> _Short task_
Copy every record exactly, and keep the pictures out.

[Data records]
****

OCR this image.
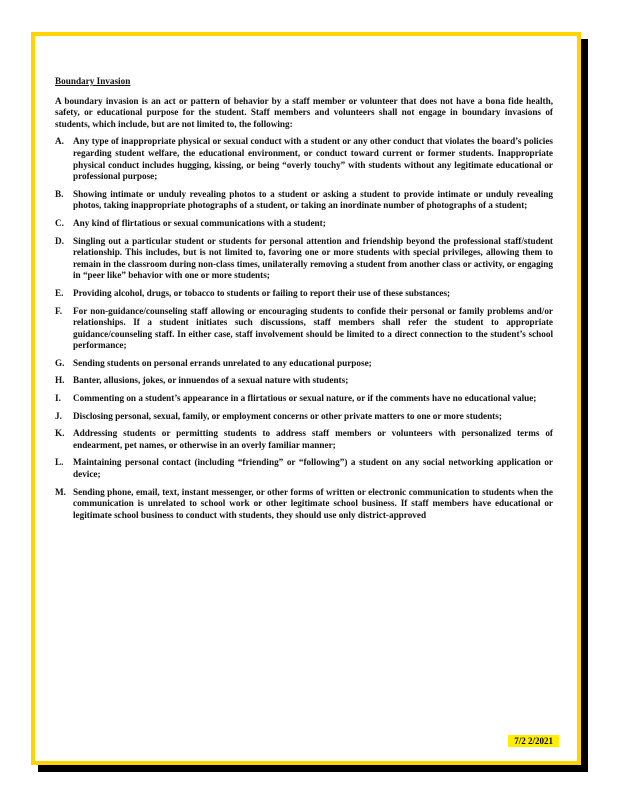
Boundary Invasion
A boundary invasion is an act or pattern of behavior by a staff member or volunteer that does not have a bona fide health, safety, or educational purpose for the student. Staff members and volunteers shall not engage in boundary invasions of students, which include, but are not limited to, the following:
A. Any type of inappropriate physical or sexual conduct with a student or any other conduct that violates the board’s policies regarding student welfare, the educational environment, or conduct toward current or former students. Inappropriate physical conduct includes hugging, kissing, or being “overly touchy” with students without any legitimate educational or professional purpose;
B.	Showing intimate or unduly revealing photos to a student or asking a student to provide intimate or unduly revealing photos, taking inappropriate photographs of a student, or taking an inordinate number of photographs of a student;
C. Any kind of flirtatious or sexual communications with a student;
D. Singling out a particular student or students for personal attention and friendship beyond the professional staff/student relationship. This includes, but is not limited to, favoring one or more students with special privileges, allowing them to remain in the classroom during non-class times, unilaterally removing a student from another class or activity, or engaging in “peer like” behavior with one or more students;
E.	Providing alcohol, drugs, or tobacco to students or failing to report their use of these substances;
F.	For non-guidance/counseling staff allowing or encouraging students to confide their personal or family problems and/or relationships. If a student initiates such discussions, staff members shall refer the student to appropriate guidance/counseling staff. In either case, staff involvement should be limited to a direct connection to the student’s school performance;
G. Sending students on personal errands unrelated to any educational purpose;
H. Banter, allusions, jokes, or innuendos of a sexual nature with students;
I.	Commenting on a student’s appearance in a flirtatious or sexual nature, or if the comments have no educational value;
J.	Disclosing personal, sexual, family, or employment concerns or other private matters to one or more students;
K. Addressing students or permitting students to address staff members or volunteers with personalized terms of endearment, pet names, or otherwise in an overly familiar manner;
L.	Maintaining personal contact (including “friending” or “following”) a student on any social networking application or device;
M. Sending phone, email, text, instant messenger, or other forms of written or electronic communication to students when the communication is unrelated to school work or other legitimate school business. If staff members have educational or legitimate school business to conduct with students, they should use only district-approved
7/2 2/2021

****

> _Answer to the task_
OCR this image.
Boundary Invasion
A boundary invasion is an act or pattern of behavior by a staff member or volunteer that does not have a bona fide health, safety, or educational purpose for the student. Staff members and volunteers shall not engage in boundary invasions of students, which include, but are not limited to, the following:
A. Any type of inappropriate physical or sexual conduct with a student or any other conduct that violates the board’s policies regarding student welfare, the educational environment, or conduct toward current or former students. Inappropriate physical conduct includes hugging, kissing, or being “overly touchy” with students without any legitimate educational or professional purpose;
B.	Showing intimate or unduly revealing photos to a student or asking a student to provide intimate or unduly revealing photos, taking inappropriate photographs of a student, or taking an inordinate number of photographs of a student;
C. Any kind of flirtatious or sexual communications with a student;
D. Singling out a particular student or students for personal attention and friendship beyond the professional staff/student relationship. This includes, but is not limited to, favoring one or more students with special privileges, allowing them to remain in the classroom during non-class times, unilaterally removing a student from another class or activity, or engaging in “peer like” behavior with one or more students;
E.	Providing alcohol, drugs, or tobacco to students or failing to report their use of these substances;
F.	For non-guidance/counseling staff allowing or encouraging students to confide their personal or family problems and/or relationships. If a student initiates such discussions, staff members shall refer the student to appropriate guidance/counseling staff. In either case, staff involvement should be limited to a direct connection to the student’s school performance;
G. Sending students on personal errands unrelated to any educational purpose;
H. Banter, allusions, jokes, or innuendos of a sexual nature with students;
I.	Commenting on a student’s appearance in a flirtatious or sexual nature, or if the comments have no educational value;
J.	Disclosing personal, sexual, family, or employment concerns or other private matters to one or more students;
K. Addressing students or permitting students to address staff members or volunteers with personalized terms of endearment, pet names, or otherwise in an overly familiar manner;
L.	Maintaining personal contact (including “friending” or “following”) a student on any social networking application or device;
M. Sending phone, email, text, instant messenger, or other forms of written or electronic communication to students when the communication is unrelated to school work or other legitimate school business. If staff members have educational or legitimate school business to conduct with students, they should use only district-approved
7/2 2/2021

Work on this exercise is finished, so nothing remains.